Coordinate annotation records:
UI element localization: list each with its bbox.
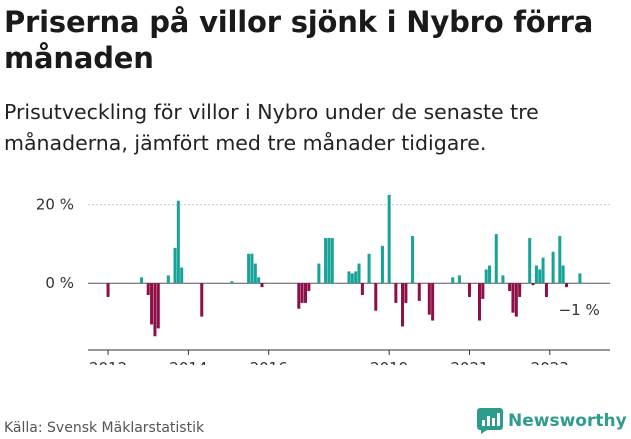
bar (394, 283, 398, 303)
bar (534, 265, 538, 284)
bar (484, 269, 488, 284)
chart-subtitle: Prisutveckling för villor i Nybro under … (4, 100, 539, 155)
bar (350, 273, 354, 284)
bar (544, 283, 548, 297)
bar (146, 283, 150, 295)
x-tick-label: 2023 (531, 359, 569, 365)
bar (561, 265, 565, 284)
bar (508, 283, 512, 292)
bar (257, 277, 261, 284)
bar (166, 275, 170, 284)
bar (467, 283, 471, 297)
bar (153, 283, 157, 337)
y-tick-label: 0 % (45, 274, 74, 292)
bar (180, 267, 184, 284)
bar (140, 277, 144, 284)
chart-title: Priserna på villor sjönk i Nybro förra m… (4, 5, 594, 75)
bar (488, 265, 492, 284)
bar (565, 283, 569, 288)
bar (578, 273, 582, 284)
bar (156, 283, 160, 329)
x-tick-label: 2019 (370, 359, 408, 365)
bar (367, 253, 371, 284)
bar (514, 283, 518, 317)
bar (150, 283, 154, 325)
bar (457, 275, 461, 284)
bar (357, 263, 361, 284)
last-value-annotation: −1 % (559, 301, 600, 319)
bar (538, 269, 542, 284)
x-tick-label: 2021 (450, 359, 488, 365)
x-tick-label: 2016 (250, 359, 288, 365)
bar (528, 238, 532, 284)
bar (297, 283, 301, 309)
bar (477, 283, 482, 321)
bar (374, 283, 378, 311)
bar (417, 283, 421, 301)
bar (511, 283, 515, 313)
bar (387, 194, 391, 284)
bar (304, 283, 308, 303)
bar (541, 257, 545, 284)
bar (347, 271, 351, 284)
bar (173, 247, 177, 284)
bar (307, 283, 311, 292)
source-note: Källa: Svensk Mäklarstatistik (4, 420, 205, 436)
bar (247, 253, 251, 284)
newsworthy-logo-text: Newsworthy (508, 411, 627, 431)
y-tick-label: 20 % (36, 196, 74, 214)
bar (481, 283, 485, 299)
bar (106, 283, 110, 297)
bar (330, 238, 334, 284)
bar (253, 263, 257, 284)
bar (176, 200, 180, 284)
bar (200, 283, 204, 317)
bar (300, 283, 304, 303)
bar (230, 281, 234, 284)
x-tick-label: 2014 (169, 359, 207, 365)
bar (501, 275, 505, 284)
bar (558, 236, 562, 284)
bar (427, 283, 431, 315)
bar (360, 283, 364, 295)
bar (411, 236, 415, 284)
bar (494, 234, 498, 284)
bar (401, 283, 405, 327)
newsworthy-logo-icon (477, 408, 503, 434)
bar (327, 238, 331, 284)
bar-chart: 0 % 20 % 2012 2014 2016 2019 2021 2023 −1 % (36, 194, 610, 365)
bar (380, 245, 384, 284)
newsworthy-logo: Newsworthy (477, 408, 627, 434)
bar (551, 251, 555, 284)
bar (431, 283, 435, 321)
bar (260, 283, 264, 288)
bar (317, 263, 321, 284)
bar (531, 283, 535, 286)
bar (451, 277, 455, 284)
x-tick-label: 2012 (89, 359, 127, 365)
bar (354, 271, 358, 284)
bar (518, 283, 522, 297)
bar (324, 238, 328, 284)
bar (404, 283, 408, 303)
bar (250, 253, 254, 284)
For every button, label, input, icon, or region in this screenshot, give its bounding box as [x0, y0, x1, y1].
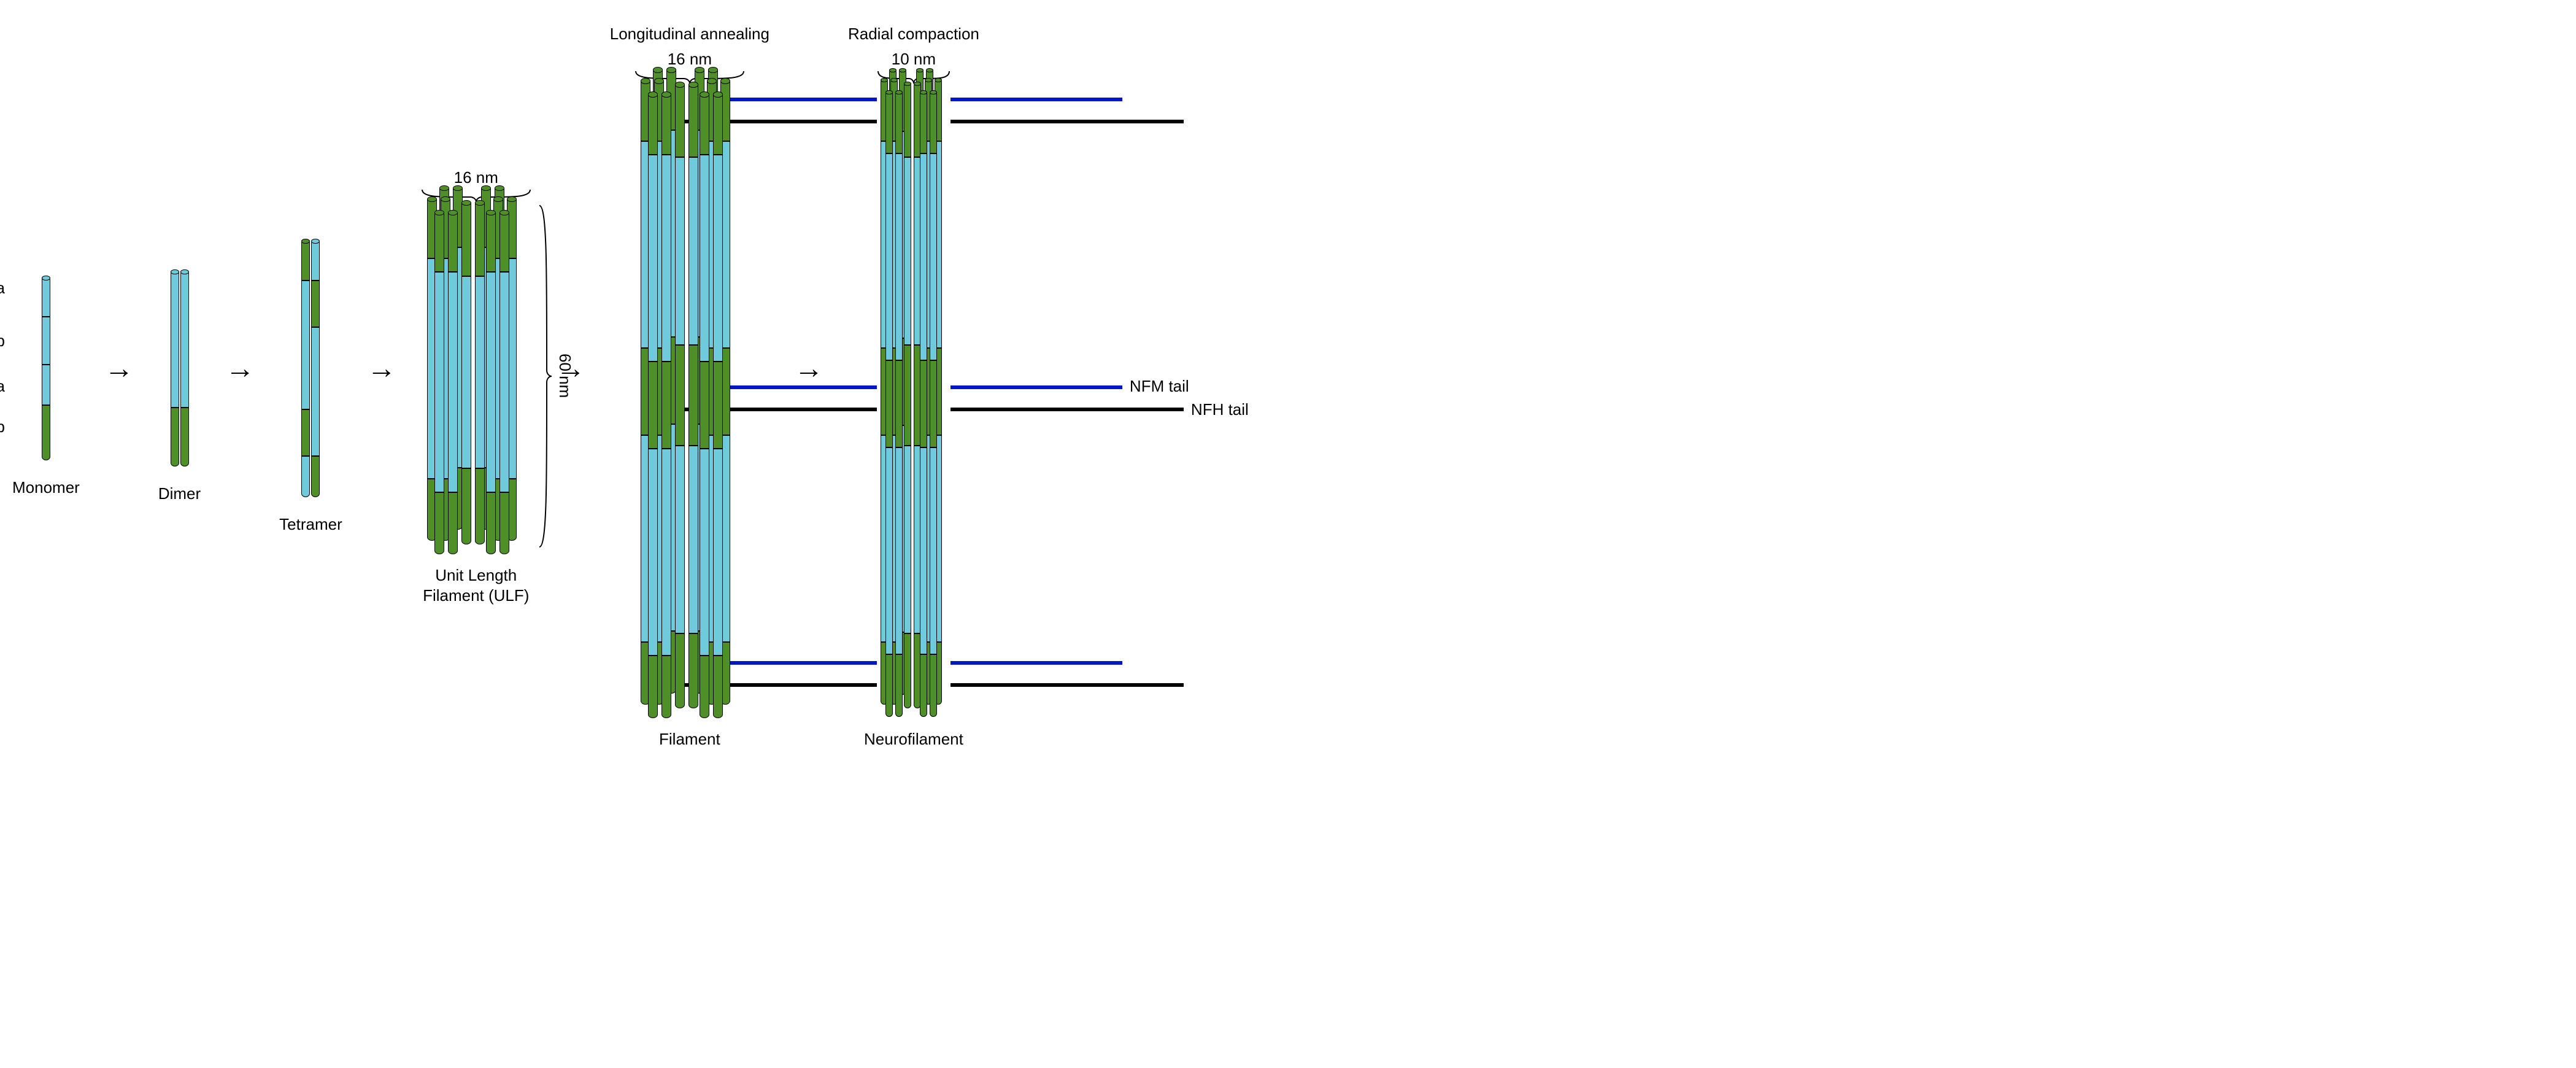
arrow-icon: → — [225, 354, 255, 420]
filament-top-label: Longitudinal annealing — [610, 25, 769, 44]
tetramer-label: Tetramer — [279, 514, 342, 535]
stage-ulf: 16 nm 60 nm Unit Length Filament (ULF) — [421, 168, 531, 607]
nfm-tail-line — [705, 661, 877, 665]
nfh-tail-line — [951, 408, 1184, 411]
nfh-tail-line — [951, 120, 1184, 123]
nfh-tail-line — [951, 683, 1184, 687]
neurofilament-width-label: 10 nm — [892, 50, 936, 69]
nfm-tail-line — [951, 385, 1122, 389]
ulf-height-brace: 60 nm — [538, 204, 574, 548]
neurofilament-cluster: NFM tailNFH tail — [877, 86, 951, 712]
arrow-icon: → — [367, 354, 396, 420]
neurofilament-label: Neurofilament — [864, 729, 963, 750]
label-2a: 2a — [0, 377, 5, 396]
filament-width-label: 16 nm — [668, 50, 712, 69]
nfm-tail-line — [705, 385, 877, 389]
label-1b: 1b — [0, 331, 5, 350]
ulf-label: Unit Length Filament (ULF) — [423, 565, 529, 607]
arrow-icon: → — [104, 354, 134, 420]
nfm-tail-line — [951, 661, 1122, 665]
dimer-label: Dimer — [158, 484, 201, 505]
tetramer-bundle — [301, 239, 320, 497]
nfm-tail-line — [951, 98, 1122, 101]
assembly-diagram: 1a 1b 2a 2b Monomer → Dimer → Tetramer →… — [12, 25, 2564, 750]
stage-monomer: 1a 1b 2a 2b Monomer — [12, 276, 80, 498]
stage-tetramer: Tetramer — [279, 239, 342, 535]
neurofilament-bundle — [877, 86, 951, 712]
filament-bundle — [634, 86, 745, 712]
dimer-bundle — [171, 270, 189, 466]
stage-neurofilament: Radial compaction 10 nm NFM tailNFH tail… — [848, 25, 979, 750]
monomer-label: Monomer — [12, 478, 80, 498]
brace-icon — [538, 204, 552, 548]
label-2b: 2b — [0, 417, 5, 436]
stage-dimer: Dimer — [158, 270, 201, 505]
neurofilament-top-label: Radial compaction — [848, 25, 979, 44]
monomer-rod — [42, 276, 50, 460]
nfm-tail-label: NFM tail — [1130, 377, 1189, 396]
label-1a: 1a — [0, 279, 5, 298]
ulf-height-label: 60 nm — [555, 354, 574, 398]
nfh-tail-label: NFH tail — [1191, 400, 1249, 419]
ulf-width-label: 16 nm — [454, 168, 498, 187]
nfm-tail-line — [705, 98, 877, 101]
filament-label: Filament — [659, 729, 720, 750]
ulf-bundle — [421, 204, 531, 548]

- Your instructions -
Write out every line of the items above unchanged, omitting the pictures.

- Response to the exercise -
UI element localization: list each with its bbox.
bar (394, 283, 398, 303)
bar (534, 265, 538, 284)
bar (484, 269, 488, 284)
chart-subtitle: Prisutveckling för villor i Nybro under … (4, 100, 539, 155)
bar (350, 273, 354, 284)
bar (544, 283, 548, 297)
bar (146, 283, 150, 295)
x-tick-label: 2023 (531, 359, 569, 365)
bar (561, 265, 565, 284)
bar (508, 283, 512, 292)
bar (257, 277, 261, 284)
bar (166, 275, 170, 284)
bar (467, 283, 471, 297)
bar (153, 283, 157, 337)
y-tick-label: 0 % (45, 274, 74, 292)
bar (180, 267, 184, 284)
bar (140, 277, 144, 284)
chart-title: Priserna på villor sjönk i Nybro förra m… (4, 5, 594, 75)
bar (488, 265, 492, 284)
bar (565, 283, 569, 288)
bar (578, 273, 582, 284)
bar (156, 283, 160, 329)
x-tick-label: 2019 (370, 359, 408, 365)
bar (367, 253, 371, 284)
bar (514, 283, 518, 317)
bar (150, 283, 154, 325)
bar (457, 275, 461, 284)
bar (357, 263, 361, 284)
last-value-annotation: −1 % (559, 301, 600, 319)
bar (538, 269, 542, 284)
x-tick-label: 2021 (450, 359, 488, 365)
x-tick-label: 2016 (250, 359, 288, 365)
bar (528, 238, 532, 284)
bar (297, 283, 301, 309)
bar (477, 283, 482, 321)
bar (374, 283, 378, 311)
bar (417, 283, 421, 301)
bar (511, 283, 515, 313)
bar (387, 194, 391, 284)
bar (304, 283, 308, 303)
bar (541, 257, 545, 284)
bar (347, 271, 351, 284)
bar (173, 247, 177, 284)
bar (307, 283, 311, 292)
source-note: Källa: Svensk Mäklarstatistik (4, 420, 205, 436)
bar (247, 253, 251, 284)
newsworthy-logo-text: Newsworthy (508, 411, 627, 431)
y-tick-label: 20 % (36, 196, 74, 214)
bar (481, 283, 485, 299)
bar (106, 283, 110, 297)
bar (330, 238, 334, 284)
bar (253, 263, 257, 284)
bar (176, 200, 180, 284)
bar (200, 283, 204, 317)
bar (300, 283, 304, 303)
bar (230, 281, 234, 284)
x-tick-label: 2014 (169, 359, 207, 365)
bar (501, 275, 505, 284)
bar (558, 236, 562, 284)
bar (427, 283, 431, 315)
bar (360, 283, 364, 295)
bar (411, 236, 415, 284)
bar (494, 234, 498, 284)
bar (401, 283, 405, 327)
newsworthy-logo-icon (477, 408, 503, 434)
bar (327, 238, 331, 284)
bar-chart: 0 % 20 % 2012 2014 2016 2019 2021 2023 −1 % (36, 194, 610, 365)
bar (380, 245, 384, 284)
newsworthy-logo: Newsworthy (477, 408, 627, 434)
bar (551, 251, 555, 284)
bar (431, 283, 435, 321)
bar (260, 283, 264, 288)
bar (317, 263, 321, 284)
bar (531, 283, 535, 286)
bar (451, 277, 455, 284)
x-tick-label: 2012 (89, 359, 127, 365)
bar (354, 271, 358, 284)
bar (518, 283, 522, 297)
bar (324, 238, 328, 284)
bar (404, 283, 408, 303)
bar (250, 253, 254, 284)
For every button, label, input, icon, or region in this screenshot, give its bounding box as [x0, y0, x1, y1].
arrow-icon: → — [225, 354, 255, 420]
filament-top-label: Longitudinal annealing — [610, 25, 769, 44]
tetramer-label: Tetramer — [279, 514, 342, 535]
stage-ulf: 16 nm 60 nm Unit Length Filament (ULF) — [421, 168, 531, 607]
nfm-tail-line — [705, 661, 877, 665]
nfh-tail-line — [951, 408, 1184, 411]
nfh-tail-line — [951, 120, 1184, 123]
nfh-tail-line — [951, 683, 1184, 687]
neurofilament-width-label: 10 nm — [892, 50, 936, 69]
nfm-tail-line — [951, 385, 1122, 389]
ulf-height-brace: 60 nm — [538, 204, 574, 548]
neurofilament-cluster: NFM tailNFH tail — [877, 86, 951, 712]
arrow-icon: → — [367, 354, 396, 420]
neurofilament-label: Neurofilament — [864, 729, 963, 750]
label-2a: 2a — [0, 377, 5, 396]
filament-width-label: 16 nm — [668, 50, 712, 69]
nfm-tail-line — [705, 385, 877, 389]
label-1b: 1b — [0, 331, 5, 350]
ulf-label: Unit Length Filament (ULF) — [423, 565, 529, 607]
arrow-icon: → — [104, 354, 134, 420]
nfm-tail-line — [951, 661, 1122, 665]
dimer-label: Dimer — [158, 484, 201, 505]
tetramer-bundle — [301, 239, 320, 497]
nfm-tail-line — [951, 98, 1122, 101]
assembly-diagram: 1a 1b 2a 2b Monomer → Dimer → Tetramer →… — [12, 25, 2564, 750]
stage-monomer: 1a 1b 2a 2b Monomer — [12, 276, 80, 498]
stage-tetramer: Tetramer — [279, 239, 342, 535]
neurofilament-bundle — [877, 86, 951, 712]
filament-bundle — [634, 86, 745, 712]
dimer-bundle — [171, 270, 189, 466]
stage-neurofilament: Radial compaction 10 nm NFM tailNFH tail… — [848, 25, 979, 750]
monomer-label: Monomer — [12, 478, 80, 498]
brace-icon — [538, 204, 552, 548]
label-2b: 2b — [0, 417, 5, 436]
stage-dimer: Dimer — [158, 270, 201, 505]
neurofilament-top-label: Radial compaction — [848, 25, 979, 44]
monomer-rod — [42, 276, 50, 460]
nfm-tail-label: NFM tail — [1130, 377, 1189, 396]
label-1a: 1a — [0, 279, 5, 298]
ulf-height-label: 60 nm — [555, 354, 574, 398]
nfh-tail-label: NFH tail — [1191, 400, 1249, 419]
ulf-width-label: 16 nm — [454, 168, 498, 187]
nfm-tail-line — [705, 98, 877, 101]
filament-label: Filament — [659, 729, 720, 750]
ulf-bundle — [421, 204, 531, 548]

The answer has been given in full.